* start Provided entries *
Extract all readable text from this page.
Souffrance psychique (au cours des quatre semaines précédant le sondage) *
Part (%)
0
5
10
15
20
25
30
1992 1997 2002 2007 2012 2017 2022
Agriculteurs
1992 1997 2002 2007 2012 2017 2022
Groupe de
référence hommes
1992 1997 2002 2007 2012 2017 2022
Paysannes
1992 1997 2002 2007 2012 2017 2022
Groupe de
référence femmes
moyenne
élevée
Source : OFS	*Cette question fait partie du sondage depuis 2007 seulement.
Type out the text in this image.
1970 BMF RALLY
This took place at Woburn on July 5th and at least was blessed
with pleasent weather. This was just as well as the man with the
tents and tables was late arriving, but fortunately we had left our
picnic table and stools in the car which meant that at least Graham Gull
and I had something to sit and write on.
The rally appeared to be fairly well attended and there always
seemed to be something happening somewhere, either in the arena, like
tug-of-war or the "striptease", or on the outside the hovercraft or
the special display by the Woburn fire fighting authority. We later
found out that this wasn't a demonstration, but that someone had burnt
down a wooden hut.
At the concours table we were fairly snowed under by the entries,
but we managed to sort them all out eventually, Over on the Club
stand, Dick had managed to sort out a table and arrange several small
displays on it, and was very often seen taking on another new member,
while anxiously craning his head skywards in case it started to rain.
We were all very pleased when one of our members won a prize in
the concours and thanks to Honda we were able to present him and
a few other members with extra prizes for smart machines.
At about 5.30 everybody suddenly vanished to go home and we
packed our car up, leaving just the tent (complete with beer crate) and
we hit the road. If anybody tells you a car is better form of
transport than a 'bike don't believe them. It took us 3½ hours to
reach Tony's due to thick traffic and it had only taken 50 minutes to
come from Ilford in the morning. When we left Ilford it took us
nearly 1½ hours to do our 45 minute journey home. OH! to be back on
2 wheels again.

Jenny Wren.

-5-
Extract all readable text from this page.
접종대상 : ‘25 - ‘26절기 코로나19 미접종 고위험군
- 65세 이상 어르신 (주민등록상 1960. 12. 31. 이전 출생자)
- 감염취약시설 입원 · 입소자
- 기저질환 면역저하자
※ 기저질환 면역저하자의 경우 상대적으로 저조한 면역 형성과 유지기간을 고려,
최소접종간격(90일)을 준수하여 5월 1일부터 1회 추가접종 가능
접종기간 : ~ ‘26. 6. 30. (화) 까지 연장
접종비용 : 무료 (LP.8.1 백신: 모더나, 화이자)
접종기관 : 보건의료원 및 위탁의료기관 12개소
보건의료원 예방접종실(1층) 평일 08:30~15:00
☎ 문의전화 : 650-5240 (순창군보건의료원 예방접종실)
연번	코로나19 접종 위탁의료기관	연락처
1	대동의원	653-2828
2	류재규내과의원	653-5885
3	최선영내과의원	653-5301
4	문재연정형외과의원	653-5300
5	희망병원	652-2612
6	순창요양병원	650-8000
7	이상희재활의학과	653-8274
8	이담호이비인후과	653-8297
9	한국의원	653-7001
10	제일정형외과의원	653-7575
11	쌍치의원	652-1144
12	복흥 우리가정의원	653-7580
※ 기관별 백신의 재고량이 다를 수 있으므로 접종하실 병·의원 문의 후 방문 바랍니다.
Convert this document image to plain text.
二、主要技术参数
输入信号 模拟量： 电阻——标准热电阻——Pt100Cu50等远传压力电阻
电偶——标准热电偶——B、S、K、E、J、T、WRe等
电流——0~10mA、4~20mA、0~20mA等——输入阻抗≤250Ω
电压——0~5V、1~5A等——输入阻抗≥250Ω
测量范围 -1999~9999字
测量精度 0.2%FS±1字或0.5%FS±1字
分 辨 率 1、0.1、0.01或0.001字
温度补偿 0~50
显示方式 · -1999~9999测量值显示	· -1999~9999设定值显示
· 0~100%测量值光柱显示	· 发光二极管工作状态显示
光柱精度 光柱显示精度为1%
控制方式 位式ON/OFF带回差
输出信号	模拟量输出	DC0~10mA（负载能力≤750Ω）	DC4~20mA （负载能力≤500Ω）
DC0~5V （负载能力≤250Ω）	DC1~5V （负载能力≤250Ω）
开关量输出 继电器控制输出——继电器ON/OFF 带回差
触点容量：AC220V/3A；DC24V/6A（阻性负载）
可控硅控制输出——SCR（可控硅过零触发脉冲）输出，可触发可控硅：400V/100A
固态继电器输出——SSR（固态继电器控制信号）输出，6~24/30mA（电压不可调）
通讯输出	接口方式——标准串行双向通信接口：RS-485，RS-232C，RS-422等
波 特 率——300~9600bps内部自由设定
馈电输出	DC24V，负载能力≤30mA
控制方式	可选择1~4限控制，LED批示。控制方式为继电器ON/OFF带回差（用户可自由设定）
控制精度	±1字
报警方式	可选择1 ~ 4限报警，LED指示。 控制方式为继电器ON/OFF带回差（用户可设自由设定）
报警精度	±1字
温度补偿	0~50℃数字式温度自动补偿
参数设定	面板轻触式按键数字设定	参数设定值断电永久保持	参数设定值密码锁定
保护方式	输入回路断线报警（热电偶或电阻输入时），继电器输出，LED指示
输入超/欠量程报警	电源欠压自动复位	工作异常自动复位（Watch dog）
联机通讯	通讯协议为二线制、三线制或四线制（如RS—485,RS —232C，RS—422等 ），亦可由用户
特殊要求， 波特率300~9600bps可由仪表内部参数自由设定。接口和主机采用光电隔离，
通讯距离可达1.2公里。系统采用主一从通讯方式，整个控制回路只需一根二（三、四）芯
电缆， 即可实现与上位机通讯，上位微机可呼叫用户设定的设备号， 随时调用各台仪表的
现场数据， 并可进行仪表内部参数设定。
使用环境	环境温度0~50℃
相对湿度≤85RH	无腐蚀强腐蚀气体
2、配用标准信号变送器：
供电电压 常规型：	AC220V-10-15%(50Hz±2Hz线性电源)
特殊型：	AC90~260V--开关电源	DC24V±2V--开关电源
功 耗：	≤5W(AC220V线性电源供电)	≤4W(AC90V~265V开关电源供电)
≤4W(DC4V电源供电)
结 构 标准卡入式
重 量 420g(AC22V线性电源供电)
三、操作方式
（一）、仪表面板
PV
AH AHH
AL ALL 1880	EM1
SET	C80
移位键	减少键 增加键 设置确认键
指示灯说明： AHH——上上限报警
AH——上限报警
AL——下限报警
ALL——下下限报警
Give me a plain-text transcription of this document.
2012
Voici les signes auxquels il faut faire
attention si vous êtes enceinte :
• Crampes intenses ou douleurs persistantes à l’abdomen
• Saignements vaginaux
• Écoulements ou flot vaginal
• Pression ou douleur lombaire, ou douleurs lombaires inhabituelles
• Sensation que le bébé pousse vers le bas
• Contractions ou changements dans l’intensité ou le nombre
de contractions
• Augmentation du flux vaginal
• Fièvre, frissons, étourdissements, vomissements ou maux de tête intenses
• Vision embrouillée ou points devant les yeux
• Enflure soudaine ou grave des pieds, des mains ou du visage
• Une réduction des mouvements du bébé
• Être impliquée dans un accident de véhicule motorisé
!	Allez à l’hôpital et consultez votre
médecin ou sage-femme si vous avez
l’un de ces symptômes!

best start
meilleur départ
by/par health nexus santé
* end Provided entries *
### What you are asked to do
Copy out all of the records above with nothing altered.

### Final result
Extract all readable text from this page.
Souffrance psychique (au cours des quatre semaines précédant le sondage) *
Part (%)
0
5
10
15
20
25
30
1992 1997 2002 2007 2012 2017 2022
Agriculteurs
1992 1997 2002 2007 2012 2017 2022
Groupe de
référence hommes
1992 1997 2002 2007 2012 2017 2022
Paysannes
1992 1997 2002 2007 2012 2017 2022
Groupe de
référence femmes
moyenne
élevée
Source : OFS	*Cette question fait partie du sondage depuis 2007 seulement.
Type out the text in this image.
1970 BMF RALLY
This took place at Woburn on July 5th and at least was blessed
with pleasent weather. This was just as well as the man with the
tents and tables was late arriving, but fortunately we had left our
picnic table and stools in the car which meant that at least Graham Gull
and I had something to sit and write on.
The rally appeared to be fairly well attended and there always
seemed to be something happening somewhere, either in the arena, like
tug-of-war or the "striptease", or on the outside the hovercraft or
the special display by the Woburn fire fighting authority. We later
found out that this wasn't a demonstration, but that someone had burnt
down a wooden hut.
At the concours table we were fairly snowed under by the entries,
but we managed to sort them all out eventually, Over on the Club
stand, Dick had managed to sort out a table and arrange several small
displays on it, and was very often seen taking on another new member,
while anxiously craning his head skywards in case it started to rain.
We were all very pleased when one of our members won a prize in
the concours and thanks to Honda we were able to present him and
a few other members with extra prizes for smart machines.
At about 5.30 everybody suddenly vanished to go home and we
packed our car up, leaving just the tent (complete with beer crate) and
we hit the road. If anybody tells you a car is better form of
transport than a 'bike don't believe them. It took us 3½ hours to
reach Tony's due to thick traffic and it had only taken 50 minutes to
come from Ilford in the morning. When we left Ilford it took us
nearly 1½ hours to do our 45 minute journey home. OH! to be back on
2 wheels again.

Jenny Wren.

-5-
Extract all readable text from this page.
접종대상 : ‘25 - ‘26절기 코로나19 미접종 고위험군
- 65세 이상 어르신 (주민등록상 1960. 12. 31. 이전 출생자)
- 감염취약시설 입원 · 입소자
- 기저질환 면역저하자
※ 기저질환 면역저하자의 경우 상대적으로 저조한 면역 형성과 유지기간을 고려,
최소접종간격(90일)을 준수하여 5월 1일부터 1회 추가접종 가능
접종기간 : ~ ‘26. 6. 30. (화) 까지 연장
접종비용 : 무료 (LP.8.1 백신: 모더나, 화이자)
접종기관 : 보건의료원 및 위탁의료기관 12개소
보건의료원 예방접종실(1층) 평일 08:30~15:00
☎ 문의전화 : 650-5240 (순창군보건의료원 예방접종실)
연번	코로나19 접종 위탁의료기관	연락처
1	대동의원	653-2828
2	류재규내과의원	653-5885
3	최선영내과의원	653-5301
4	문재연정형외과의원	653-5300
5	희망병원	652-2612
6	순창요양병원	650-8000
7	이상희재활의학과	653-8274
8	이담호이비인후과	653-8297
9	한국의원	653-7001
10	제일정형외과의원	653-7575
11	쌍치의원	652-1144
12	복흥 우리가정의원	653-7580
※ 기관별 백신의 재고량이 다를 수 있으므로 접종하실 병·의원 문의 후 방문 바랍니다.
Convert this document image to plain text.
二、主要技术参数
输入信号 模拟量： 电阻——标准热电阻——Pt100Cu50等远传压力电阻
电偶——标准热电偶——B、S、K、E、J、T、WRe等
电流——0~10mA、4~20mA、0~20mA等——输入阻抗≤250Ω
电压——0~5V、1~5A等——输入阻抗≥250Ω
测量范围 -1999~9999字
测量精度 0.2%FS±1字或0.5%FS±1字
分 辨 率 1、0.1、0.01或0.001字
温度补偿 0~50
显示方式 · -1999~9999测量值显示	· -1999~9999设定值显示
· 0~100%测量值光柱显示	· 发光二极管工作状态显示
光柱精度 光柱显示精度为1%
控制方式 位式ON/OFF带回差
输出信号	模拟量输出	DC0~10mA（负载能力≤750Ω）	DC4~20mA （负载能力≤500Ω）
DC0~5V （负载能力≤250Ω）	DC1~5V （负载能力≤250Ω）
开关量输出 继电器控制输出——继电器ON/OFF 带回差
触点容量：AC220V/3A；DC24V/6A（阻性负载）
可控硅控制输出——SCR（可控硅过零触发脉冲）输出，可触发可控硅：400V/100A
固态继电器输出——SSR（固态继电器控制信号）输出，6~24/30mA（电压不可调）
通讯输出	接口方式——标准串行双向通信接口：RS-485，RS-232C，RS-422等
波 特 率——300~9600bps内部自由设定
馈电输出	DC24V，负载能力≤30mA
控制方式	可选择1~4限控制，LED批示。控制方式为继电器ON/OFF带回差（用户可自由设定）
控制精度	±1字
报警方式	可选择1 ~ 4限报警，LED指示。 控制方式为继电器ON/OFF带回差（用户可设自由设定）
报警精度	±1字
温度补偿	0~50℃数字式温度自动补偿
参数设定	面板轻触式按键数字设定	参数设定值断电永久保持	参数设定值密码锁定
保护方式	输入回路断线报警（热电偶或电阻输入时），继电器输出，LED指示
输入超/欠量程报警	电源欠压自动复位	工作异常自动复位（Watch dog）
联机通讯	通讯协议为二线制、三线制或四线制（如RS—485,RS —232C，RS—422等 ），亦可由用户
特殊要求， 波特率300~9600bps可由仪表内部参数自由设定。接口和主机采用光电隔离，
通讯距离可达1.2公里。系统采用主一从通讯方式，整个控制回路只需一根二（三、四）芯
电缆， 即可实现与上位机通讯，上位微机可呼叫用户设定的设备号， 随时调用各台仪表的
现场数据， 并可进行仪表内部参数设定。
使用环境	环境温度0~50℃
相对湿度≤85RH	无腐蚀强腐蚀气体
2、配用标准信号变送器：
供电电压 常规型：	AC220V-10-15%(50Hz±2Hz线性电源)
特殊型：	AC90~260V--开关电源	DC24V±2V--开关电源
功 耗：	≤5W(AC220V线性电源供电)	≤4W(AC90V~265V开关电源供电)
≤4W(DC4V电源供电)
结 构 标准卡入式
重 量 420g(AC22V线性电源供电)
三、操作方式
（一）、仪表面板
PV
AH AHH
AL ALL 1880	EM1
SET	C80
移位键	减少键 增加键 设置确认键
指示灯说明： AHH——上上限报警
AH——上限报警
AL——下限报警
ALL——下下限报警
Give me a plain-text transcription of this document.
2012
Voici les signes auxquels il faut faire
attention si vous êtes enceinte :
• Crampes intenses ou douleurs persistantes à l’abdomen
• Saignements vaginaux
• Écoulements ou flot vaginal
• Pression ou douleur lombaire, ou douleurs lombaires inhabituelles
• Sensation que le bébé pousse vers le bas
• Contractions ou changements dans l’intensité ou le nombre
de contractions
• Augmentation du flux vaginal
• Fièvre, frissons, étourdissements, vomissements ou maux de tête intenses
• Vision embrouillée ou points devant les yeux
• Enflure soudaine ou grave des pieds, des mains ou du visage
• Une réduction des mouvements du bébé
• Être impliquée dans un accident de véhicule motorisé
!	Allez à l’hôpital et consultez votre
médecin ou sage-femme si vous avez
l’un de ces symptômes!

best start
meilleur départ
by/par health nexus santé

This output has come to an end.